__Extracted data entries__:

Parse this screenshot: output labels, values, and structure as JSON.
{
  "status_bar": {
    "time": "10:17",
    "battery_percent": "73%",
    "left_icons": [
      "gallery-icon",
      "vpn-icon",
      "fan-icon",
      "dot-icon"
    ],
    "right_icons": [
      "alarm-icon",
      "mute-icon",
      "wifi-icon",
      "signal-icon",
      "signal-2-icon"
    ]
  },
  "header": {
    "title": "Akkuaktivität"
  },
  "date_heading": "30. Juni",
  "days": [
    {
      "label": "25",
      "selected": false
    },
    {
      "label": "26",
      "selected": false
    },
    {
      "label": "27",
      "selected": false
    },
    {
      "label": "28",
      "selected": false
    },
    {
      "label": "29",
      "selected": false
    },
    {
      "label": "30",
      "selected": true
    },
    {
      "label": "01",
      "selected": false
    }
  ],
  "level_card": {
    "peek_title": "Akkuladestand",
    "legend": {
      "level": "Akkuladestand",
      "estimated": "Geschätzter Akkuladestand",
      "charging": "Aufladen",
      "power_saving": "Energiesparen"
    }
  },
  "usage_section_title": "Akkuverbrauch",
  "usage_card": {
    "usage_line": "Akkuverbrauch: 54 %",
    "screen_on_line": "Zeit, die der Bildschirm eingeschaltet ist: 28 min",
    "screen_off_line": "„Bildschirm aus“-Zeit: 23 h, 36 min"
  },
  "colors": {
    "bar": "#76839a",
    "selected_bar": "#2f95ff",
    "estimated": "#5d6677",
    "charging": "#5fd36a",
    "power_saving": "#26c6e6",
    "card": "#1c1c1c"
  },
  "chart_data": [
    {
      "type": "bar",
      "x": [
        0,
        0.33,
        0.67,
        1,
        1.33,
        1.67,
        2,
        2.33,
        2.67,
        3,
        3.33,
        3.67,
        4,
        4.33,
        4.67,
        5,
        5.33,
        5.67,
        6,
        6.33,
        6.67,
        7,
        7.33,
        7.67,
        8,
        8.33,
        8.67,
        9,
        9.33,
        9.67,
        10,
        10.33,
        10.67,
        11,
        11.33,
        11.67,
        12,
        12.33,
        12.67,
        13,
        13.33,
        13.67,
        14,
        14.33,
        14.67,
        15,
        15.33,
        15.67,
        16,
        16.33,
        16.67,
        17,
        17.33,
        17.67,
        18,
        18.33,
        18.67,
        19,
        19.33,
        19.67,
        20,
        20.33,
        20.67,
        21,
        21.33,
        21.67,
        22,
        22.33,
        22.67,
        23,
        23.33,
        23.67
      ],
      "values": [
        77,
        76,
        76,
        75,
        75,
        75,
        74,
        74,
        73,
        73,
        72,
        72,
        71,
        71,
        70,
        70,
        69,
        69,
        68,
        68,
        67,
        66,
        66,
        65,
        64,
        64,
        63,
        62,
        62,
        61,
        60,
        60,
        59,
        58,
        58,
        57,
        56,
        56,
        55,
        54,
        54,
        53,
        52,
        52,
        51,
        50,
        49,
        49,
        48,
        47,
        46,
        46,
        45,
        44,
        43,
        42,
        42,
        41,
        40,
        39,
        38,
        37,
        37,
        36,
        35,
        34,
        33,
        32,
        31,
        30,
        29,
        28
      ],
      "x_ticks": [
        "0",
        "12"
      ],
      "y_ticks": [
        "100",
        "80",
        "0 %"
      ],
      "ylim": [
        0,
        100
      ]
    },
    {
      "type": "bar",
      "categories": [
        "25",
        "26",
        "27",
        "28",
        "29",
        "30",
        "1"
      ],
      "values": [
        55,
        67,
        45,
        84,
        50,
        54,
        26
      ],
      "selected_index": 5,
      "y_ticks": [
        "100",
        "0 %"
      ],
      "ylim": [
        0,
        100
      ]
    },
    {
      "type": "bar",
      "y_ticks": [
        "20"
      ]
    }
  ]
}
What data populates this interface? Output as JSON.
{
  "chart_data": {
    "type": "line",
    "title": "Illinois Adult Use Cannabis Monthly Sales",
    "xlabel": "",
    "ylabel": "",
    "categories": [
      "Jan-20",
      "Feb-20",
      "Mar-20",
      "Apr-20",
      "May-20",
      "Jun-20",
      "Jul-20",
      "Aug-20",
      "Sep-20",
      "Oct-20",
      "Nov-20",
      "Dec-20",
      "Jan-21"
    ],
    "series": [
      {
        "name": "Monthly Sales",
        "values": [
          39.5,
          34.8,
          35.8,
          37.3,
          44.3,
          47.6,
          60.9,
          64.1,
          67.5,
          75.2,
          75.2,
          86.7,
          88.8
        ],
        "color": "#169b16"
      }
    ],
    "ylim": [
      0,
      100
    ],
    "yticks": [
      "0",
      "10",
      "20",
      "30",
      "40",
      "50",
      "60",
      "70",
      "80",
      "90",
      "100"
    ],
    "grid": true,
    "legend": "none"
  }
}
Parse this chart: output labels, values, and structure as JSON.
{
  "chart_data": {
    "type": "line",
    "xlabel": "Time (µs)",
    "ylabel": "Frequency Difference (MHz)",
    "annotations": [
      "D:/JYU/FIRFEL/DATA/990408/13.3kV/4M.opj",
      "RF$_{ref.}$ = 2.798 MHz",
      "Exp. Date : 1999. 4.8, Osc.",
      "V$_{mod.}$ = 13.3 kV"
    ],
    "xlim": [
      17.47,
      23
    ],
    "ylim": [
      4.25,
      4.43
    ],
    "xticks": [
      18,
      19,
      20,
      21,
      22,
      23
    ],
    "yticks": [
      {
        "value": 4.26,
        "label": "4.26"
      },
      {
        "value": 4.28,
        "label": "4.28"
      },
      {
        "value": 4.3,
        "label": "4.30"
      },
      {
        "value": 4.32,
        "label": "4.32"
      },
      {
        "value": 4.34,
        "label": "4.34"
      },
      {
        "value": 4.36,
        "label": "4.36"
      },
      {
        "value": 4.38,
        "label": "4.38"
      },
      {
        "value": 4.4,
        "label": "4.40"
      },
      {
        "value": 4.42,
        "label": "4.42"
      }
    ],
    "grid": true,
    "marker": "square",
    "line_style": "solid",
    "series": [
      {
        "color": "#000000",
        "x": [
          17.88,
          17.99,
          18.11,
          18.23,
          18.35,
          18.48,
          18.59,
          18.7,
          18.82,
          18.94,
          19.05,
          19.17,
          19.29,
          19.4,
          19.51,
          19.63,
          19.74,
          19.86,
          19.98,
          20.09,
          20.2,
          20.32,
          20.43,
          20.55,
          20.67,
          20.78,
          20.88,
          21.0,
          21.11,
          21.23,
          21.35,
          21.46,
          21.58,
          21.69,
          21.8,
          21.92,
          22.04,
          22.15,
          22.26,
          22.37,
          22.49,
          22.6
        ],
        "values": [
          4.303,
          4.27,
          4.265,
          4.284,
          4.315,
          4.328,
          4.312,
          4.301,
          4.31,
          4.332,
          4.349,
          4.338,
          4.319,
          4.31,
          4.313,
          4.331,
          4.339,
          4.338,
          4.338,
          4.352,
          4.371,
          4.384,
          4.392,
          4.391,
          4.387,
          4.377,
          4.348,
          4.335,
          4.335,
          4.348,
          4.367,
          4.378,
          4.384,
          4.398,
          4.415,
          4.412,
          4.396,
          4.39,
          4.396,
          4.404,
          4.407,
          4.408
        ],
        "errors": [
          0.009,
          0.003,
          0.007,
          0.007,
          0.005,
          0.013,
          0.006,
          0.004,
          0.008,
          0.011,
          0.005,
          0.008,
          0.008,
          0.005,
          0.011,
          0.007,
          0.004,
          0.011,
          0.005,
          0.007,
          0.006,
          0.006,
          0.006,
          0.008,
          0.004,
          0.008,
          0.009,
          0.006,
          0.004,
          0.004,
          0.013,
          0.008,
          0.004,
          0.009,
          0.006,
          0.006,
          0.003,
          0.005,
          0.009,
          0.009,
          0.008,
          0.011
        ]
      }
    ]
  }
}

__YOUR GOAL__:
From the entries above, copy out every line where the string "labels" appears.

__TASK OUTPUT__:
Parse this screenshot: output labels, values, and structure as JSON.
Parse this chart: output labels, values, and structure as JSON.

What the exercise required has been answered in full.